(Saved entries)

---+---

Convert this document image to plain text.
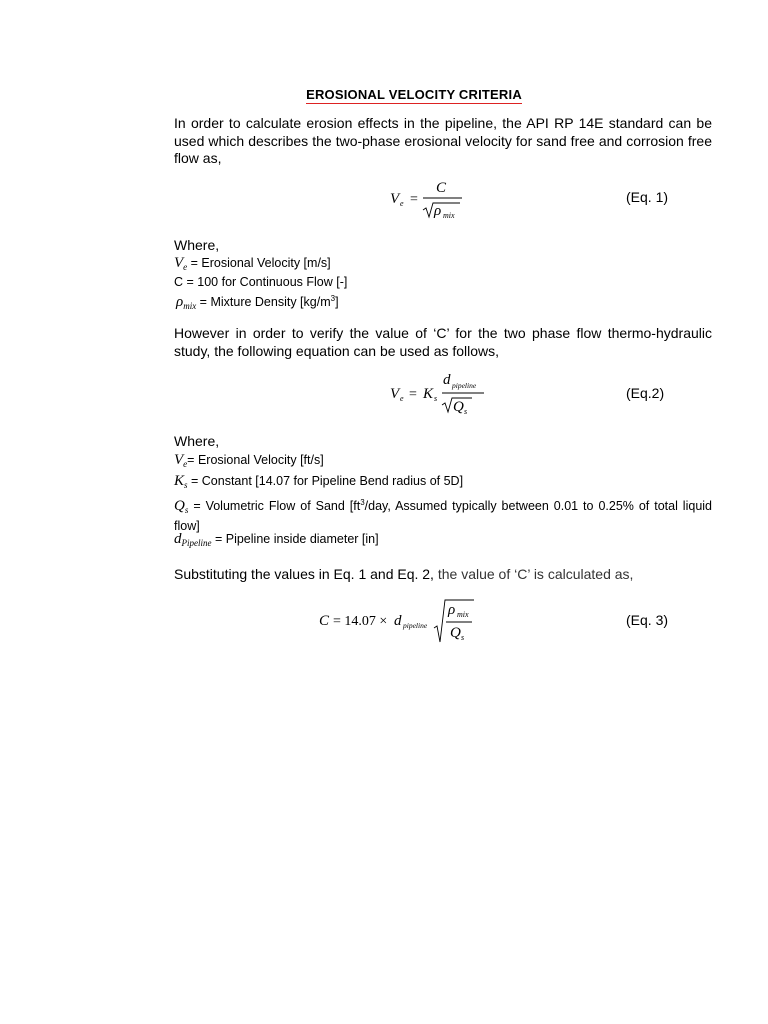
EROSIONAL VELOCITY CRITERIA
In order to calculate erosion effects in the pipeline, the API RP 14E standard can be used which describes the two-phase erosional velocity for sand free and corrosion free flow as,
V e =
C
ρ mix
(Eq. 1)
Where,
$V_e$ = Erosional Velocity [m/s]
C = 100 for Continuous Flow [-]
$\rho_{mix}$ = Mixture Density $[kg/m^3]$
However in order to verify the value of ‘C’ for the two phase flow thermo-hydraulic study, the following equation can be used as follows,
V e = K s
d pipeline
Q s
(Eq.2)
Where,
$V_e=$ Erosional Velocity [ft/s]
$K_s$ = Constant [14.07 for Pipeline Bend radius of 5D]
$Q_s$ = Volumetric Flow of Sand [$ft^3$/day, Assumed typically between 0.01 to 0.25% of total liquid flow]
$d_{Pipeline}$ = Pipeline inside diameter [in]
Substituting the values in Eq. 1 and Eq. 2, the value of ‘C’ is calculated as,
C = 14.07 × d pipeline
ρ mix
Q s
(Eq. 3)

---+---

■ Prompt ■
Quote the entries above word for word. Leave the images out.

■ Output for this exercise ■
Convert this document image to plain text.
EROSIONAL VELOCITY CRITERIA
In order to calculate erosion effects in the pipeline, the API RP 14E standard can be used which describes the two-phase erosional velocity for sand free and corrosion free flow as,
V e =
C
ρ mix
(Eq. 1)
Where,
$V_e$ = Erosional Velocity [m/s]
C = 100 for Continuous Flow [-]
$\rho_{mix}$ = Mixture Density $[kg/m^3]$
However in order to verify the value of ‘C’ for the two phase flow thermo-hydraulic study, the following equation can be used as follows,
V e = K s
d pipeline
Q s
(Eq.2)
Where,
$V_e=$ Erosional Velocity [ft/s]
$K_s$ = Constant [14.07 for Pipeline Bend radius of 5D]
$Q_s$ = Volumetric Flow of Sand [$ft^3$/day, Assumed typically between 0.01 to 0.25% of total liquid flow]
$d_{Pipeline}$ = Pipeline inside diameter [in]
Substituting the values in Eq. 1 and Eq. 2, the value of ‘C’ is calculated as,
C = 14.07 × d pipeline
ρ mix
Q s
(Eq. 3)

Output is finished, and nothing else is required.